Aim of the task: Copy each line exactly.

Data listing
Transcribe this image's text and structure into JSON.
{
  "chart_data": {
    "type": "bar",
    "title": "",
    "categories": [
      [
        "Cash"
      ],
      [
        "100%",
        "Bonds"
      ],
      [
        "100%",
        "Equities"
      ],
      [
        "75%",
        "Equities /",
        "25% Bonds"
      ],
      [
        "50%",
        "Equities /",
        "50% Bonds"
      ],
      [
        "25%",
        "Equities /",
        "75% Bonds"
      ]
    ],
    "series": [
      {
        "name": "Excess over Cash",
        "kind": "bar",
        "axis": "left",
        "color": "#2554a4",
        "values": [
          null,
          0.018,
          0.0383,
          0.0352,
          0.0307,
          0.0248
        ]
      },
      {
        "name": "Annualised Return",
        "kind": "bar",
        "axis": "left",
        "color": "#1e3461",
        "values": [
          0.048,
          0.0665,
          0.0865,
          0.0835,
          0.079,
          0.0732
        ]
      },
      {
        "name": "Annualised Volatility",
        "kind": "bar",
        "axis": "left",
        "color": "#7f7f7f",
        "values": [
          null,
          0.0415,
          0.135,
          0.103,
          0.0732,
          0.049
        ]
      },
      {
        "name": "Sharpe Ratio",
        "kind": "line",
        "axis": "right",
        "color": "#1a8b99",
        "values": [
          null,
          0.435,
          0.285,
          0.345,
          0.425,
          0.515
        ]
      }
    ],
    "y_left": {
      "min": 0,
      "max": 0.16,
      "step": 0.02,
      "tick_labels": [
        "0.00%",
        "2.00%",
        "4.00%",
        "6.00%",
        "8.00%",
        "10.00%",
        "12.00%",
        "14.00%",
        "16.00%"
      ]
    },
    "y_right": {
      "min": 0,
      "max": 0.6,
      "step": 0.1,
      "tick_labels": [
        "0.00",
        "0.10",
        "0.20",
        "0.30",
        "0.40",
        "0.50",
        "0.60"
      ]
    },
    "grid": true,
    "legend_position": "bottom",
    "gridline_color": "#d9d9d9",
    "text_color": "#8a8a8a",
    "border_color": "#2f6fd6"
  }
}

Solution to the problem:
Transcribe this image's text and structure into JSON.
{
  "chart_data": {
    "type": "bar",
    "title": "",
    "categories": [
      [
        "Cash"
      ],
      [
        "100%",
        "Bonds"
      ],
      [
        "100%",
        "Equities"
      ],
      [
        "75%",
        "Equities /",
        "25% Bonds"
      ],
      [
        "50%",
        "Equities /",
        "50% Bonds"
      ],
      [
        "25%",
        "Equities /",
        "75% Bonds"
      ]
    ],
    "series": [
      {
        "name": "Excess over Cash",
        "kind": "bar",
        "axis": "left",
        "color": "#2554a4",
        "values": [
          null,
          0.018,
          0.0383,
          0.0352,
          0.0307,
          0.0248
        ]
      },
      {
        "name": "Annualised Return",
        "kind": "bar",
        "axis": "left",
        "color": "#1e3461",
        "values": [
          0.048,
          0.0665,
          0.0865,
          0.0835,
          0.079,
          0.0732
        ]
      },
      {
        "name": "Annualised Volatility",
        "kind": "bar",
        "axis": "left",
        "color": "#7f7f7f",
        "values": [
          null,
          0.0415,
          0.135,
          0.103,
          0.0732,
          0.049
        ]
      },
      {
        "name": "Sharpe Ratio",
        "kind": "line",
        "axis": "right",
        "color": "#1a8b99",
        "values": [
          null,
          0.435,
          0.285,
          0.345,
          0.425,
          0.515
        ]
      }
    ],
    "y_left": {
      "min": 0,
      "max": 0.16,
      "step": 0.02,
      "tick_labels": [
        "0.00%",
        "2.00%",
        "4.00%",
        "6.00%",
        "8.00%",
        "10.00%",
        "12.00%",
        "14.00%",
        "16.00%"
      ]
    },
    "y_right": {
      "min": 0,
      "max": 0.6,
      "step": 0.1,
      "tick_labels": [
        "0.00",
        "0.10",
        "0.20",
        "0.30",
        "0.40",
        "0.50",
        "0.60"
      ]
    },
    "grid": true,
    "legend_position": "bottom",
    "gridline_color": "#d9d9d9",
    "text_color": "#8a8a8a",
    "border_color": "#2f6fd6"
  }
}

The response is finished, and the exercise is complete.